Written request: Find the lines with the string "nota" and return them.

━━━ Exercise material

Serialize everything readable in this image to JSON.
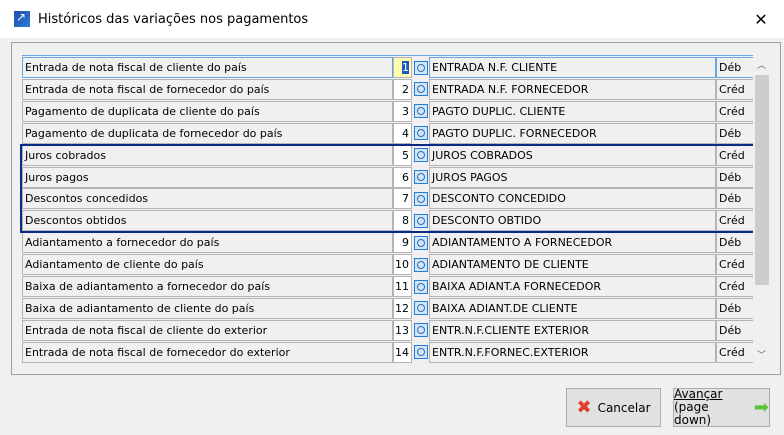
{
  "window": {
    "title": "Históricos das variações nos pagamentos",
    "close": "✕"
  },
  "rows": [
    {
      "desc": "Entrada de nota fiscal de cliente do país",
      "num": "1",
      "code": "ENTRADA N.F. CLIENTE",
      "type": "Déb"
    },
    {
      "desc": "Entrada de nota fiscal de fornecedor do país",
      "num": "2",
      "code": "ENTRADA N.F. FORNECEDOR",
      "type": "Créd"
    },
    {
      "desc": "Pagamento de duplicata de cliente do país",
      "num": "3",
      "code": "PAGTO DUPLIC. CLIENTE",
      "type": "Créd"
    },
    {
      "desc": "Pagamento de duplicata de fornecedor do país",
      "num": "4",
      "code": "PAGTO DUPLIC. FORNECEDOR",
      "type": "Déb"
    },
    {
      "desc": "Juros cobrados",
      "num": "5",
      "code": "JUROS COBRADOS",
      "type": "Créd"
    },
    {
      "desc": "Juros pagos",
      "num": "6",
      "code": "JUROS PAGOS",
      "type": "Déb"
    },
    {
      "desc": "Descontos concedidos",
      "num": "7",
      "code": "DESCONTO CONCEDIDO",
      "type": "Déb"
    },
    {
      "desc": "Descontos obtidos",
      "num": "8",
      "code": "DESCONTO OBTIDO",
      "type": "Créd"
    },
    {
      "desc": "Adiantamento a fornecedor do país",
      "num": "9",
      "code": "ADIANTAMENTO A FORNECEDOR",
      "type": "Déb"
    },
    {
      "desc": "Adiantamento de cliente do país",
      "num": "10",
      "code": "ADIANTAMENTO DE CLIENTE",
      "type": "Créd"
    },
    {
      "desc": "Baixa de adiantamento a fornecedor do país",
      "num": "11",
      "code": "BAIXA ADIANT.A FORNECEDOR",
      "type": "Créd"
    },
    {
      "desc": "Baixa de adiantamento de cliente do país",
      "num": "12",
      "code": "BAIXA ADIANT.DE CLIENTE",
      "type": "Déb"
    },
    {
      "desc": "Entrada de nota fiscal de cliente do exterior",
      "num": "13",
      "code": "ENTR.N.F.CLIENTE EXTERIOR",
      "type": "Déb"
    },
    {
      "desc": "Entrada de nota fiscal de fornecedor do exterior",
      "num": "14",
      "code": "ENTR.N.F.FORNEC.EXTERIOR",
      "type": "Créd"
    }
  ],
  "buttons": {
    "cancel": "Cancelar",
    "next_line1": "Avançar",
    "next_line2": "(page down)"
  }
}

━━━━━━

Response to the exercise:
      "desc": "Entrada de nota fiscal de cliente do país",
      "desc": "Entrada de nota fiscal de fornecedor do país",
      "desc": "Entrada de nota fiscal de cliente do exterior",
      "desc": "Entrada de nota fiscal de fornecedor do exterior",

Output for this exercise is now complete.